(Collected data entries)
>> START
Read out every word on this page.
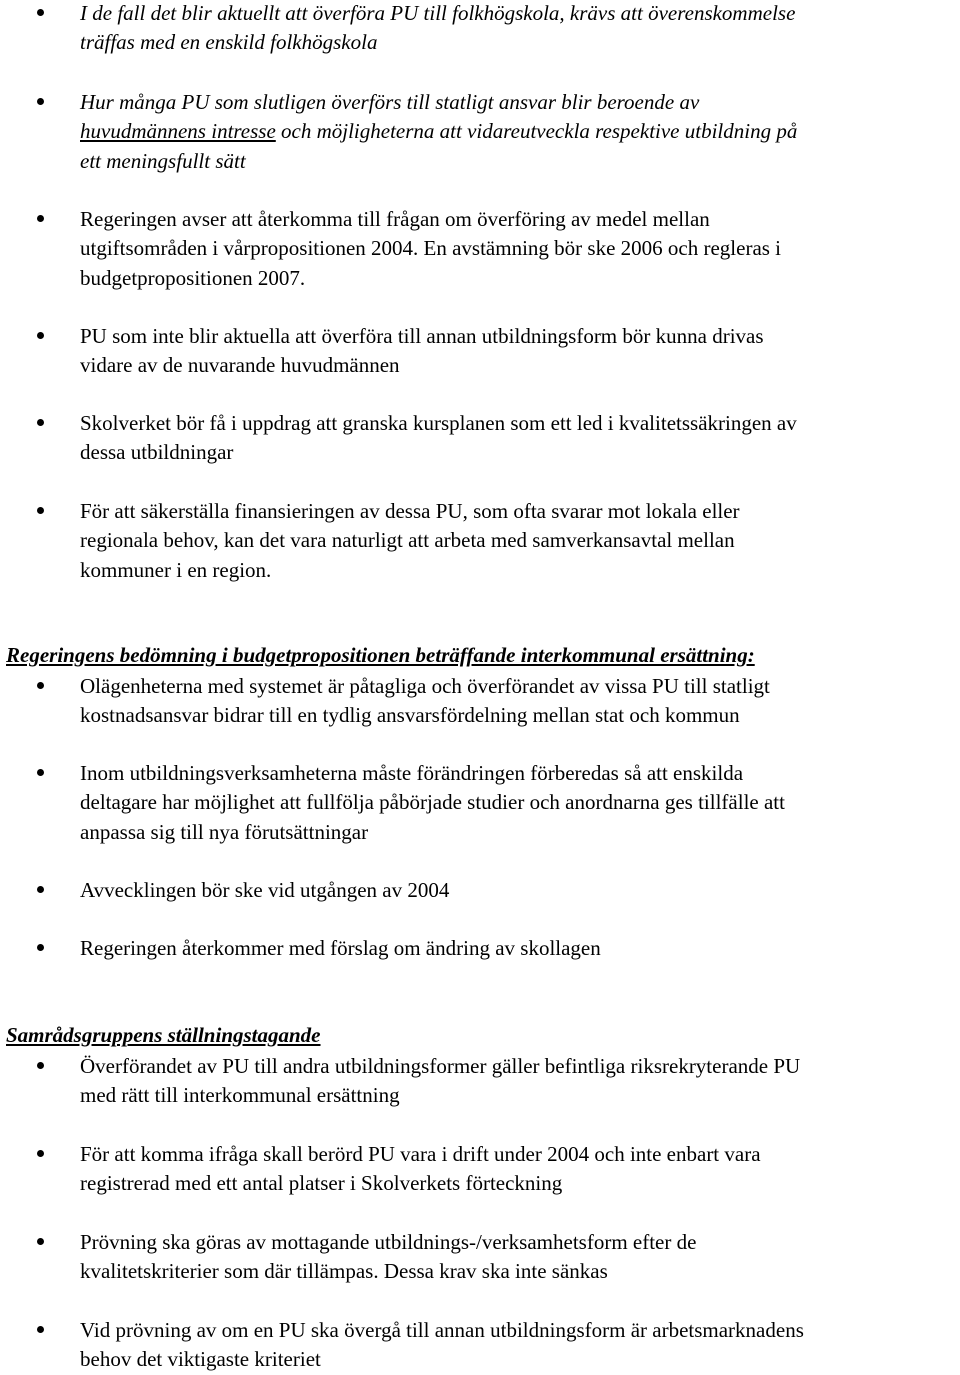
I de fall det blir aktuellt att överföra PU till folkhögskola, krävs att överenskommelse
träffas med en enskild folkhögskola

Hur många PU som slutligen överförs till statligt ansvar blir beroende av
huvudmännens intresse och möjligheterna att vidareutveckla respektive utbildning på
ett meningsfullt sätt

Regeringen avser att återkomma till frågan om överföring av medel mellan
utgiftsområden i vårpropositionen 2004. En avstämning bör ske 2006 och regleras i
budgetpropositionen 2007.

PU som inte blir aktuella att överföra till annan utbildningsform bör kunna drivas
vidare av de nuvarande huvudmännen

Skolverket bör få i uppdrag att granska kursplanen som ett led i kvalitetssäkringen av
dessa utbildningar

För att säkerställa finansieringen av dessa PU, som ofta svarar mot lokala eller
regionala behov, kan det vara naturligt att arbeta med samverkansavtal mellan
kommuner i en region.

Regeringens bedömning i budgetpropositionen beträffande interkommunal ersättning:

Olägenheterna med systemet är påtagliga och överförandet av vissa PU till statligt
kostnadsansvar bidrar till en tydlig ansvarsfördelning mellan stat och kommun

Inom utbildningsverksamheterna måste förändringen förberedas så att enskilda
deltagare har möjlighet att fullfölja påbörjade studier och anordnarna ges tillfälle att
anpassa sig till nya förutsättningar

Avvecklingen bör ske vid utgången av 2004

Regeringen återkommer med förslag om ändring av skollagen

Samrådsgruppens ställningstagande

Överförandet av PU till andra utbildningsformer gäller befintliga riksrekryterande PU
med rätt till interkommunal ersättning

För att komma ifråga skall berörd PU vara i drift under 2004 och inte enbart vara
registrerad med ett antal platser i Skolverkets förteckning

Prövning ska göras av mottagande utbildnings-/verksamhetsform efter de
kvalitetskriterier som där tillämpas. Dessa krav ska inte sänkas

Vid prövning av om en PU ska övergå till annan utbildningsform är arbetsmarknadens
behov det viktigaste kriteriet
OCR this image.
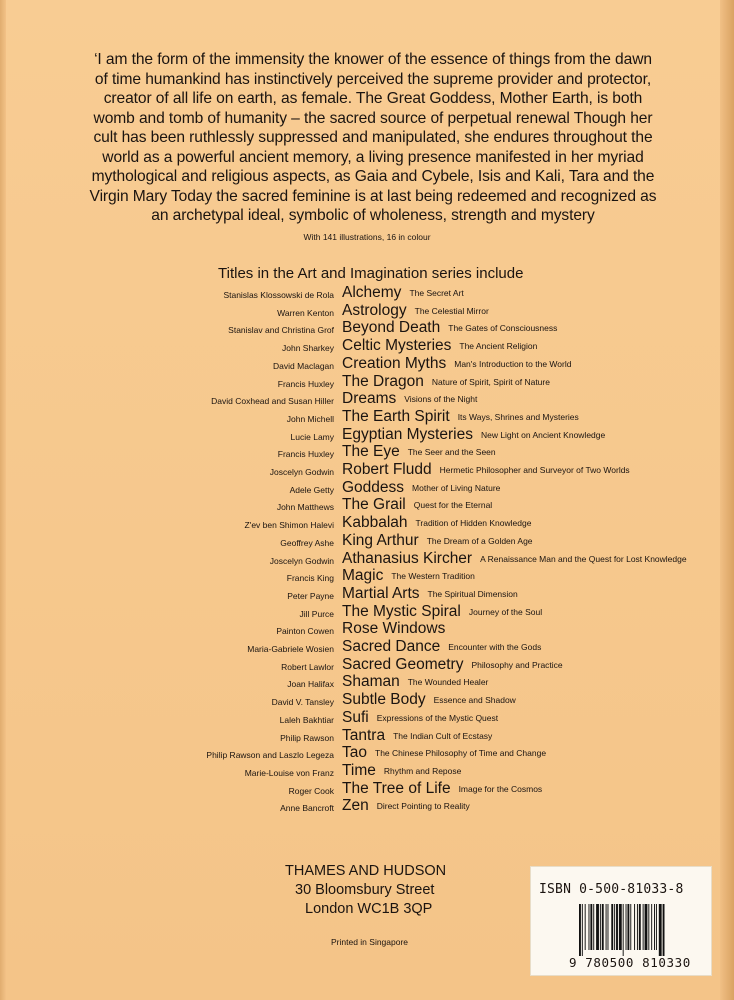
‘I am the form of the immensity the knower of the essence of things from the dawn of time humankind has instinctively perceived the supreme provider and protector, creator of all life on earth, as female. The Great Goddess, Mother Earth, is both womb and tomb of humanity – the sacred source of perpetual renewal Though her cult has been ruthlessly suppressed and manipulated, she endures throughout the world as a powerful ancient memory, a living presence manifested in her myriad mythological and religious aspects, as Gaia and Cybele, Isis and Kali, Tara and the Virgin Mary Today the sacred feminine is at last being redeemed and recognized as an archetypal ideal, symbolic of wholeness, strength and mystery

With 141 illustrations, 16 in colour
Titles in the Art and Imagination series include
Stanislas Klossowski de Rola Alchemy The Secret Art
Warren Kenton Astrology The Celestial Mirror
Stanislav and Christina Grof Beyond Death The Gates of Consciousness
John Sharkey Celtic Mysteries The Ancient Religion
David Maclagan Creation Myths Man's Introduction to the World
Francis Huxley The Dragon Nature of Spirit, Spirit of Nature
David Coxhead and Susan Hiller Dreams Visions of the Night
John Michell The Earth Spirit Its Ways, Shrines and Mysteries
Lucie Lamy Egyptian Mysteries New Light on Ancient Knowledge
Francis Huxley The Eye The Seer and the Seen
Joscelyn Godwin Robert Fludd Hermetic Philosopher and Surveyor of Two Worlds
Adele Getty Goddess Mother of Living Nature
John Matthews The Grail Quest for the Eternal
Z'ev ben Shimon Halevi Kabbalah Tradition of Hidden Knowledge
Geoffrey Ashe King Arthur The Dream of a Golden Age
Joscelyn Godwin Athanasius Kircher A Renaissance Man and the Quest for Lost Knowledge
Francis King Magic The Western Tradition
Peter Payne Martial Arts The Spiritual Dimension
Jill Purce The Mystic Spiral Journey of the Soul
Painton Cowen Rose Windows
Maria-Gabriele Wosien Sacred Dance Encounter with the Gods
Robert Lawlor Sacred Geometry Philosophy and Practice
Joan Halifax Shaman The Wounded Healer
David V. Tansley Subtle Body Essence and Shadow
Laleh Bakhtiar Sufi Expressions of the Mystic Quest
Philip Rawson Tantra The Indian Cult of Ecstasy
Philip Rawson and Laszlo Legeza Tao The Chinese Philosophy of Time and Change
Marie-Louise von Franz Time Rhythm and Repose
Roger Cook The Tree of Life Image for the Cosmos
Anne Bancroft Zen Direct Pointing to Reality
THAMES AND HUDSON
30 Bloomsbury Street
London WC1B 3QP
Printed in Singapore
ISBN 0-500-81033-8
9 780500 810330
>> END
▸ **Exercise goal**
Restate each line of the records exactly; pictures do not belong in the copy.

▸ **Right answer**
Read out every word on this page.
I de fall det blir aktuellt att överföra PU till folkhögskola, krävs att överenskommelse
träffas med en enskild folkhögskola

Hur många PU som slutligen överförs till statligt ansvar blir beroende av
huvudmännens intresse och möjligheterna att vidareutveckla respektive utbildning på
ett meningsfullt sätt

Regeringen avser att återkomma till frågan om överföring av medel mellan
utgiftsområden i vårpropositionen 2004. En avstämning bör ske 2006 och regleras i
budgetpropositionen 2007.

PU som inte blir aktuella att överföra till annan utbildningsform bör kunna drivas
vidare av de nuvarande huvudmännen

Skolverket bör få i uppdrag att granska kursplanen som ett led i kvalitetssäkringen av
dessa utbildningar

För att säkerställa finansieringen av dessa PU, som ofta svarar mot lokala eller
regionala behov, kan det vara naturligt att arbeta med samverkansavtal mellan
kommuner i en region.

Regeringens bedömning i budgetpropositionen beträffande interkommunal ersättning:

Olägenheterna med systemet är påtagliga och överförandet av vissa PU till statligt
kostnadsansvar bidrar till en tydlig ansvarsfördelning mellan stat och kommun

Inom utbildningsverksamheterna måste förändringen förberedas så att enskilda
deltagare har möjlighet att fullfölja påbörjade studier och anordnarna ges tillfälle att
anpassa sig till nya förutsättningar

Avvecklingen bör ske vid utgången av 2004

Regeringen återkommer med förslag om ändring av skollagen

Samrådsgruppens ställningstagande

Överförandet av PU till andra utbildningsformer gäller befintliga riksrekryterande PU
med rätt till interkommunal ersättning

För att komma ifråga skall berörd PU vara i drift under 2004 och inte enbart vara
registrerad med ett antal platser i Skolverkets förteckning

Prövning ska göras av mottagande utbildnings-/verksamhetsform efter de
kvalitetskriterier som där tillämpas. Dessa krav ska inte sänkas

Vid prövning av om en PU ska övergå till annan utbildningsform är arbetsmarknadens
behov det viktigaste kriteriet
OCR this image.
‘I am the form of the immensity the knower of the essence of things from the dawn of time humankind has instinctively perceived the supreme provider and protector, creator of all life on earth, as female. The Great Goddess, Mother Earth, is both womb and tomb of humanity – the sacred source of perpetual renewal Though her cult has been ruthlessly suppressed and manipulated, she endures throughout the world as a powerful ancient memory, a living presence manifested in her myriad mythological and religious aspects, as Gaia and Cybele, Isis and Kali, Tara and the Virgin Mary Today the sacred feminine is at last being redeemed and recognized as an archetypal ideal, symbolic of wholeness, strength and mystery

With 141 illustrations, 16 in colour
Titles in the Art and Imagination series include
Stanislas Klossowski de Rola Alchemy The Secret Art
Warren Kenton Astrology The Celestial Mirror
Stanislav and Christina Grof Beyond Death The Gates of Consciousness
John Sharkey Celtic Mysteries The Ancient Religion
David Maclagan Creation Myths Man's Introduction to the World
Francis Huxley The Dragon Nature of Spirit, Spirit of Nature
David Coxhead and Susan Hiller Dreams Visions of the Night
John Michell The Earth Spirit Its Ways, Shrines and Mysteries
Lucie Lamy Egyptian Mysteries New Light on Ancient Knowledge
Francis Huxley The Eye The Seer and the Seen
Joscelyn Godwin Robert Fludd Hermetic Philosopher and Surveyor of Two Worlds
Adele Getty Goddess Mother of Living Nature
John Matthews The Grail Quest for the Eternal
Z'ev ben Shimon Halevi Kabbalah Tradition of Hidden Knowledge
Geoffrey Ashe King Arthur The Dream of a Golden Age
Joscelyn Godwin Athanasius Kircher A Renaissance Man and the Quest for Lost Knowledge
Francis King Magic The Western Tradition
Peter Payne Martial Arts The Spiritual Dimension
Jill Purce The Mystic Spiral Journey of the Soul
Painton Cowen Rose Windows
Maria-Gabriele Wosien Sacred Dance Encounter with the Gods
Robert Lawlor Sacred Geometry Philosophy and Practice
Joan Halifax Shaman The Wounded Healer
David V. Tansley Subtle Body Essence and Shadow
Laleh Bakhtiar Sufi Expressions of the Mystic Quest
Philip Rawson Tantra The Indian Cult of Ecstasy
Philip Rawson and Laszlo Legeza Tao The Chinese Philosophy of Time and Change
Marie-Louise von Franz Time Rhythm and Repose
Roger Cook The Tree of Life Image for the Cosmos
Anne Bancroft Zen Direct Pointing to Reality
THAMES AND HUDSON
30 Bloomsbury Street
London WC1B 3QP
Printed in Singapore
ISBN 0-500-81033-8
9 780500 810330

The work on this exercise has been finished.